Rep. Peter King, the New York Republican who leads the House Homeland Security subcommittee on counterterrorism and intelligence, told ABC that the threat “was specific as to how enormous it was going to be and also that certain dates were given.”
The Obama administration’s decision to close the embassies and the lawmakers’ general discussion about the threats and the related intelligence discoveries come at a sensitive time as the government tries to defend recently disclosed surveillance programs that have stirred deep privacy concerns and raised the potential of the first serious retrenchment in terrorism-fighting efforts since Sept. 11.
Senate Judiciary Committee Chairman Patrick Leahy, D-Vt., has scoffed at the assertion by the head of the National Security Agency that government methods used to collect telephone and email data have helped foil 54 terror plots.
Rep. Adam Schiff, D-Calif., a House Intelligence Committee member, said while he takes the threat seriously he hasn’t seen any evidence linking the latest warnings to that agency’s collection of “vast amounts of domestic data.”

- **QUESTIONS TO ANSWER**:
1. In the news excerpt, how many terror plots did the head of the National Security Agency say the government's telephone and email data collection had helped foil?
2. Restate word for word the part of the news excerpt from "The Obama administration’s" up to and including "since Sept. 11.".
3. Using one to three sentences, explain why the news excerpt calls the timing of the embassy closures and the lawmakers' discussion of the threats sensitive.

- **DATA EXTRACT**:
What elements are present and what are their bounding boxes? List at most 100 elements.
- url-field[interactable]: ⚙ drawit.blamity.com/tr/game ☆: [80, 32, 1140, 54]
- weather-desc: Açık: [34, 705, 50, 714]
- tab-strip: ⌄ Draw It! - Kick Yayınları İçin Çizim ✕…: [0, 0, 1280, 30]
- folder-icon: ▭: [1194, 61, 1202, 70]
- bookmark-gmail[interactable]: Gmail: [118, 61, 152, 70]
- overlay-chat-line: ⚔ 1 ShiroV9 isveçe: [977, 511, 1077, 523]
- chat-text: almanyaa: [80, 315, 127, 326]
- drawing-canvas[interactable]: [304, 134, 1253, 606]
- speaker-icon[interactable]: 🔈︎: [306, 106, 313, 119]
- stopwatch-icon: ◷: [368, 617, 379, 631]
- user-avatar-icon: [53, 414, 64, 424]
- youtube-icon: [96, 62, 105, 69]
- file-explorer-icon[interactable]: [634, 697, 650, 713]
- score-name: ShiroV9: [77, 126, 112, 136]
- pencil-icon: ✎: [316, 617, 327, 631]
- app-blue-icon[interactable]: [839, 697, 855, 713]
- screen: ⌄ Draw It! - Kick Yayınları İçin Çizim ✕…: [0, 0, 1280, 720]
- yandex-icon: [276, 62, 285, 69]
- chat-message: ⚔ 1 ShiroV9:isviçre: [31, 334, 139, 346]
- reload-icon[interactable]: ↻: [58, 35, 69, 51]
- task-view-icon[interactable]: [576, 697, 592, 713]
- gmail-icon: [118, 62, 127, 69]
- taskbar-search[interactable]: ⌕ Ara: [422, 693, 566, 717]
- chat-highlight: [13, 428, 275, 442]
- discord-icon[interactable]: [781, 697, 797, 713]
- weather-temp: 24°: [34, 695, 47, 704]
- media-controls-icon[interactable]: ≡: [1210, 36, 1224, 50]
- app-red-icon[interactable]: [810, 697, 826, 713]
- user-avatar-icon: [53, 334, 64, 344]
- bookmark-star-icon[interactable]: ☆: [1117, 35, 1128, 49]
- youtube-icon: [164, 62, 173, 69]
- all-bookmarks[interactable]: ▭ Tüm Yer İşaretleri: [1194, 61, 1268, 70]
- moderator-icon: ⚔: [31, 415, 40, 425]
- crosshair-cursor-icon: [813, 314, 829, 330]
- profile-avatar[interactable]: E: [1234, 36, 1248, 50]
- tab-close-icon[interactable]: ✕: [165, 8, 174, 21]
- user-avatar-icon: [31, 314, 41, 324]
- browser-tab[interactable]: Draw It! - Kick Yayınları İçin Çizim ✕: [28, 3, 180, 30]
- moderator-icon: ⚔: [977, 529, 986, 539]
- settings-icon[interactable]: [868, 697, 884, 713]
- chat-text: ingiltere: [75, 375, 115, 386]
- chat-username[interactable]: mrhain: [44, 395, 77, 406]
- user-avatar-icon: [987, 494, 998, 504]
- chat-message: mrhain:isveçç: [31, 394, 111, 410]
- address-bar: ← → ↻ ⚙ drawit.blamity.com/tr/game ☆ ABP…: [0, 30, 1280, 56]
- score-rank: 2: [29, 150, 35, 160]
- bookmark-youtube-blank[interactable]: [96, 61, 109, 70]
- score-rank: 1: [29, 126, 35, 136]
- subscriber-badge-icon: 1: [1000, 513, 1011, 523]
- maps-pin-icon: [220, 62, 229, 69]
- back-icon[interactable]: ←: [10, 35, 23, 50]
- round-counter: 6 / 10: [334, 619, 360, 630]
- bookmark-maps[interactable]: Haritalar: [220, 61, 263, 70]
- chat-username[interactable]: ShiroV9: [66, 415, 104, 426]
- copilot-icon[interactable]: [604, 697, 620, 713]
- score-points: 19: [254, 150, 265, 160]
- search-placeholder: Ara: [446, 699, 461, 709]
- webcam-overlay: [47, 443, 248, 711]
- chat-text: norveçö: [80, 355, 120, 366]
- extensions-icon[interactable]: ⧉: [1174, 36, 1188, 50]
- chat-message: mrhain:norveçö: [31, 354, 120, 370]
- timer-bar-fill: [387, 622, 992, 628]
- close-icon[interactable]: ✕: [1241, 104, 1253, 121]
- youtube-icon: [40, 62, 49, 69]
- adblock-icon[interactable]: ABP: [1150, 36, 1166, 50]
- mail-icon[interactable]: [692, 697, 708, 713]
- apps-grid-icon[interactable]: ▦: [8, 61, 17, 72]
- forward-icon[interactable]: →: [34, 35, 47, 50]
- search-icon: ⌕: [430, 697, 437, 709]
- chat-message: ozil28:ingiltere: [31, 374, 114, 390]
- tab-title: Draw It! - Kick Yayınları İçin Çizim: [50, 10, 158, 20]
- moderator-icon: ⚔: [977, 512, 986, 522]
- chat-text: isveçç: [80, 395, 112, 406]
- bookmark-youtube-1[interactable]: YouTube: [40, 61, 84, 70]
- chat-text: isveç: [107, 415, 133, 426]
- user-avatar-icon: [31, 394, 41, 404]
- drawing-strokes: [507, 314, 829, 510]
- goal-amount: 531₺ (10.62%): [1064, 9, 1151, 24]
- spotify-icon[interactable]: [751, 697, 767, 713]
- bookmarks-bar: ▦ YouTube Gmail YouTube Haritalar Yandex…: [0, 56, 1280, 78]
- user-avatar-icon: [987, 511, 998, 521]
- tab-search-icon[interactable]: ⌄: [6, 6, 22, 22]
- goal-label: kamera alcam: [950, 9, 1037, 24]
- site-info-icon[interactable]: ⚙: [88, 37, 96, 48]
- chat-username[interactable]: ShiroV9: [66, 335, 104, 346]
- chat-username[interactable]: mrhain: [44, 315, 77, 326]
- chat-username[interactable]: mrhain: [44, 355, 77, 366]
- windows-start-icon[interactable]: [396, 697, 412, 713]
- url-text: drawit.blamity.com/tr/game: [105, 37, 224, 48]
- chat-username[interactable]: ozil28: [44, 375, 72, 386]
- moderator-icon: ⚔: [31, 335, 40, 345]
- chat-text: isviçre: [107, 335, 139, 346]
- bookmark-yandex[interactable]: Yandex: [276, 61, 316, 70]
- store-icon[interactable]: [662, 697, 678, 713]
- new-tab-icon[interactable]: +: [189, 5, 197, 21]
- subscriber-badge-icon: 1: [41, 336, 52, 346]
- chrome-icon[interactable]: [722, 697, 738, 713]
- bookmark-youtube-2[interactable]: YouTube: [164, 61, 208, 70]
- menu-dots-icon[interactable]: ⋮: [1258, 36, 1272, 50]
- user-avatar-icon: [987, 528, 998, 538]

- **ANSWERS IN ORDER**:
1. 54 terror plots.

2.
The Obama administration’s decision to close the embassies and the lawmakers’ general discussion about the threats and the related intelligence discoveries come at a sensitive time as the government tries to defend recently disclosed surveillance programs that have stirred deep privacy concerns and raised the potential of the first serious retrenchment in terrorism-fighting efforts since Sept. 11.

3. The government is trying to defend recently disclosed surveillance programs that have stirred deep privacy concerns. Those programs have also raised the potential of the first serious retrenchment in terrorism-fighting efforts since Sept. 11.